The following definitions and abbreviations are to be used for the interpretation of the claims and the specification. As used herein, the terms “comprises,” “comprising,” “includes,” “including,” “has,” “having,” “contains,” or “containing,” or any other variation thereof, are intended to cover a non-exclusive inclusion. For example, a composition, a mixture, process, method, article, or apparatus that comprises a list of elements is not necessarily limited to only those elements but can include other elements not expressly listed or inherent to such composition, mixture, process, method, article, or apparatus.

Additionally, the term “illustrative” is used herein to mean “serving as an example, instance or illustration.” Any embodiment or design described herein as “illustrative” is not necessarily to be construed as preferred or advantageous over other embodiments or designs. The terms “at least one” and “one or more” are understood to include any integer number greater than or equal to one, i.e., one, two, three, four, etc. The terms “a plurality” are understood to include any integer number greater than or equal to two, i.e., two, three, four, five, etc. The term “connection” can include an indirect “connection” and a direct “connection.”

◇ ◇ ◇ ◇ ◇ ◇ ◇

• _TASKS TO COMPLETE_
a: Using the definitions passage, decide whether each statement agrees with it. Answer yes or no, and quote the words that settle it. (i) "A plurality" includes the number one. (ii) A "connection" can be indirect. (iii) An embodiment described as "illustrative" is to be taken as preferred over other embodiments.
b: From the definitions passage, pull out word for word the part that opens with the words containing "The following definitions" and closes with "article, or apparatus.".
c: Turn the paragraph of the definitions passage that begins "Additionally, the term “illustrative”" into a short list that keeps its main facts.

◇ ◇ ◇ ◇ ◇ ◇ ◇

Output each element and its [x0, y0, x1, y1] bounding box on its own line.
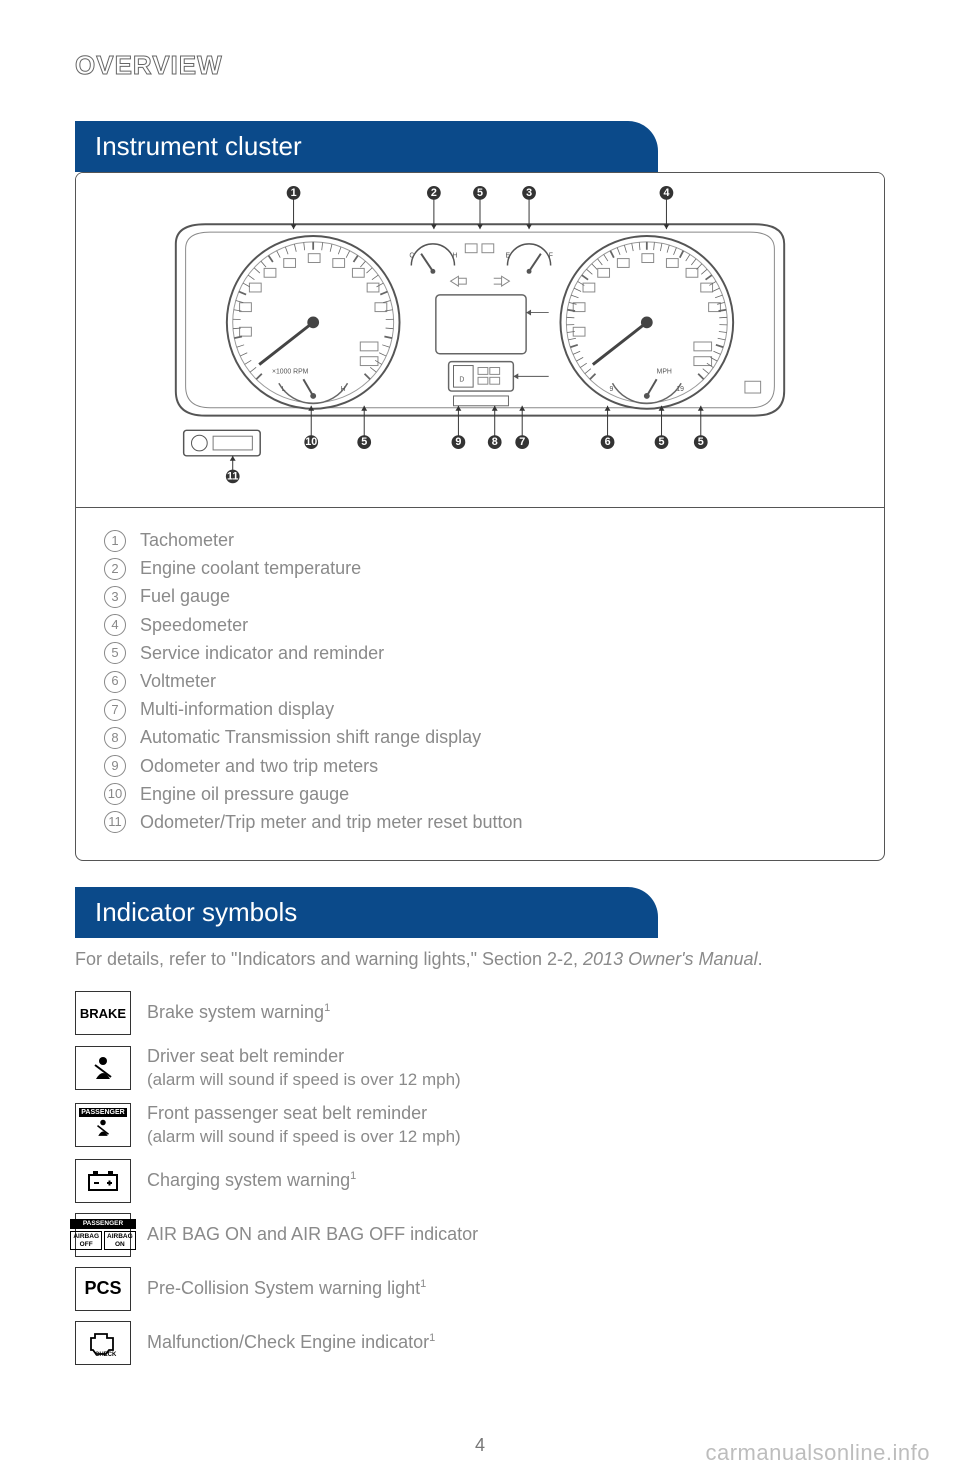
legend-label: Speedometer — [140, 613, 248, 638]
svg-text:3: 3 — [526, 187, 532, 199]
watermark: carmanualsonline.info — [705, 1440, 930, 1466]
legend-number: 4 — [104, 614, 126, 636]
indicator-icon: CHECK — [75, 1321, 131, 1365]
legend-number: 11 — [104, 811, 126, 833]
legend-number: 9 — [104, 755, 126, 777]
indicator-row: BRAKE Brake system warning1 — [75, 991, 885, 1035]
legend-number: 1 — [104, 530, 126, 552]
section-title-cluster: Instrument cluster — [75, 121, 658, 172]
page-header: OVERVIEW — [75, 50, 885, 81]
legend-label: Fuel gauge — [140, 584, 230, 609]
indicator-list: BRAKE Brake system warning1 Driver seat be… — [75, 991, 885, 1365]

◇ ◇ ◇ ◇ ◇ ◇ ◇

• _THE ANSWERS_
a:
(i) No: "The terms “a plurality” are understood to include any integer number greater than or equal to two"
(ii) Yes: "The term “connection” can include an indirect “connection” and a direct “connection.”"
(iii) No: "is not necessarily to be construed as preferred or advantageous over other embodiments or designs"

b:
The following definitions and abbreviations are to be used for the interpretation of the claims and the specification. As used herein, the terms “comprises,” “comprising,” “includes,” “including,” “has,” “having,” “contains,” or “containing,” or any other variation thereof, are intended to cover a non-exclusive inclusion. For example, a composition, a mixture, process, method, article, or apparatus that comprises a list of elements is not necessarily limited to only those elements but can include other elements not expressly listed or inherent to such composition, mixture, process, method, article, or apparatus.

c:
- "Illustrative" means serving as an example, instance or illustration. Anything so described is not necessarily preferred or advantageous over other embodiments or designs.
- "At least one" and "one or more" include any integer of one or more.
- "A plurality" includes any integer of two or more.
- "Connection" can be indirect or direct.